*Aufgabe 1:*
Kürzen Sie im Bericht über Waltraud Reichert den Absatz, der mit „Bereits 2012 hatte die AWO“ beginnt, und erhalten Sie dabei seine wesentlichen Fakten.
*Aufgabe 2:*
Führen Sie den Bericht über Waltraud Reichert im Anschluss an seinen letzten Satz weiter.

── Seite

Waltraud Reichert (hier mit Tochter Ingrid und Sozialdezernentin Ricarda Müller-Grimm (SPD) beim Empfang anlässlich ihres 95. Geburtstages im AWO-Treff in der Wiesengasse. Foto: Christine Fauerbach
Waltraud Reichert (hier mit Tochter Ingrid und Sozialdezernentin Ricarda Müller-Grimm (SPD) beim Empfang anlässlich ihres 95. Geburtstages im AWO-Treff in der Wiesengasse. Foto: Christine Fauerbach

Bad Vilbel. Mit einem Empfang bedankten sich die Arbeiterwohlfahrt (AWO) und der SPD Ortsverein Bad Vilbel bei Waltraud Reichert. Sie ist nicht nur Ehrenmitglied der AWO, sondern war auch die erste ehrenamtliche Stadträtin der Quellenstadt.
Waltraud Reichert ist eine Frau der Tat. Sie hält keine langen Reden, sondern sie handelt. Das hat ihr stets großen Respekt und viele Sympathien bei den Bürgern der Quellenstadt eingebracht. Dies zeigte sich erneut beim Empfang anlässlich ihres 95. Geburtstages im AWO-Treff. Aufmerksam hört die Jubilarin zu, als AWO-Vorsitzender Rainer Fich ihr im Namen aller Mitglieder und Genossen für ihren jahrzehntelangen Einsatz dankte.
Bereits 2012 hatte die AWO Waltraud Reichert zu ihrem Ehrenmitglied ernannt. Da war Waltraud Reichert bereits lange eines der bekanntesten Gesichter, des 1946 gegründeten AWO-Ortsvereins, in den sie 1965 eintrat. Sie blickte damals schon auf 47 Jahre Mitgliedschaft und 35 Jahre aktive Vorstandsarbeit zurück. »Du warst verlässlich und immer da, wenn du gebraucht wurdest. Du hast uns stets gute Ratschläge erteilt, die auf deiner jahrzehntelangen Erfahrung als Ehrenamtliche basierten«, lobte Fich.
Mit 18 Jahren
nach Bad Vilbel

Geboren wurde Waltraud Kohlschütter am 13. Januar 1928 in Aussig an der Elbe (Sudentenland). Sie kam 1946 mit 18 Jahren nach Bad Vilbel. Die Mitgliedschaft in der AWO war für die aus einer alten sozialdemokratischen Familie Kommende selbstverständlich. In der AWO ist ihr Name mit vielen Aktivitäten verknüpft. Schülerhilfe, Kleiderkammer, Seniorenclubs in vielen Stadtteilen, die Vermittlung von Mutter-Kind-Kuren und Kindererholungen oder die Vermittlung gespendeter Möbel an bedürftige Menschen. Ab Mitte der 1960er Jahre hat sie mit Ehemann und Tochter Altpapiersammlungen durchgeführt, für die Unternehmen Lkw zur Verfügung stellten. In zwei Jahrzehnten sammelte sie 10 000 Zentner Altpapier. Damals gab es noch keine blauen Tonnen, erinnerte Fich.

────
── Bereitgestelltes Material

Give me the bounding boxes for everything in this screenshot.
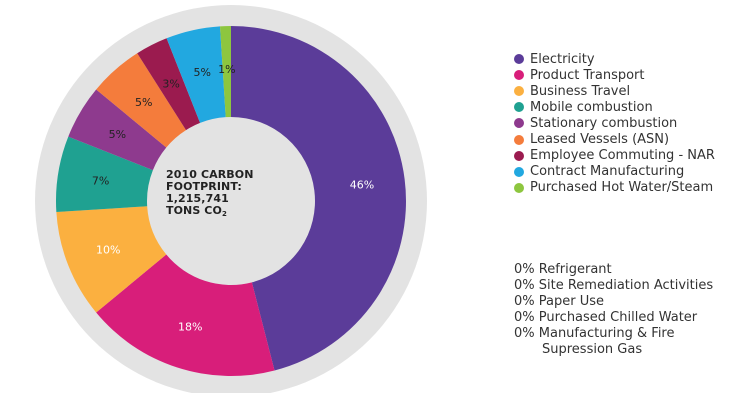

────

*Antwort 1:*
2012 ernannte die AWO Waltraud Reichert zum Ehrenmitglied. Sie war dem 1946 gegründeten AWO-Ortsverein 1965 beigetreten. Zu diesem Zeitpunkt zählte sie längst zu seinen bekanntesten Gesichtern und blickte auf 47 Jahre Mitgliedschaft sowie 35 Jahre aktive Vorstandsarbeit zurück. Fich lobte ihre Verlässlichkeit und ihre stete Einsatzbereitschaft. Er würdigte auch ihre guten Ratschläge, die auf jahrzehntelanger ehrenamtlicher Erfahrung beruhten.

*Antwort 2:*
Reichert engagierte sich bei Spendensammlungen an Haustüren, organisierte die Bewirtung von Senioren-, Weihnachts- und Faschingsfeiern, Herbstkonzerten – und bis in die Mitte der 1980er Jahre die Seniorennachmittagen auf dem Bad Vilbeler Markt mit jeweils mehreren hundert Besuchern. Im Vorstand mitgetragen hat sie die Einführung der Schuldnerberatung 2004, und das 2005 eröffnete »Café Kleeblatt« für an Demenz Erkrankte. Sie war mit Aktiven der Bürgeraktive verantwortlich für das Café »Gute Laune«, initiierte die Gruppe »Nadel und Faden« mit, hat beim AWO-Treff und in der Stadt ihre Handschrift hinterlassen.
Bis heute
an Politik interessiert

Ihr Motto lautete: »Immer mit der Zeit gehen.« In die SPD trat Buchhalterin Waltraud Reichert, die bis 1988 in einer Steuerkanzlei beschäftigt war, 1964 ein. Von 1964 bis 1968 war sie die erste ehrenamtliche Stadträtin, zuständig für Soziales. »Erich Glück war Bürgermeister, Walter Körber Erster Stadtrat und neben mir waren ehrenamtliche Stadträte Waldemar Kunath, Willi Seibold und Manfred Merz«, erinnert sich die Jubilarin. Und fügt lächelnd hinzu: »Das Entgelt hat immer gerade für einen Friseurbesuch gereicht.«
An Politik ist sie bis heute interessiert. Mit Ricarda Müller-Grimm gibt es mittlerweile eine hauptamtliche SPD- Sozialdezernentin in Bad Vilbel. »Leute wie du haben in der AWO und in der SPD Samen ausgesät, die aufgegangen sind«, betonte Fich.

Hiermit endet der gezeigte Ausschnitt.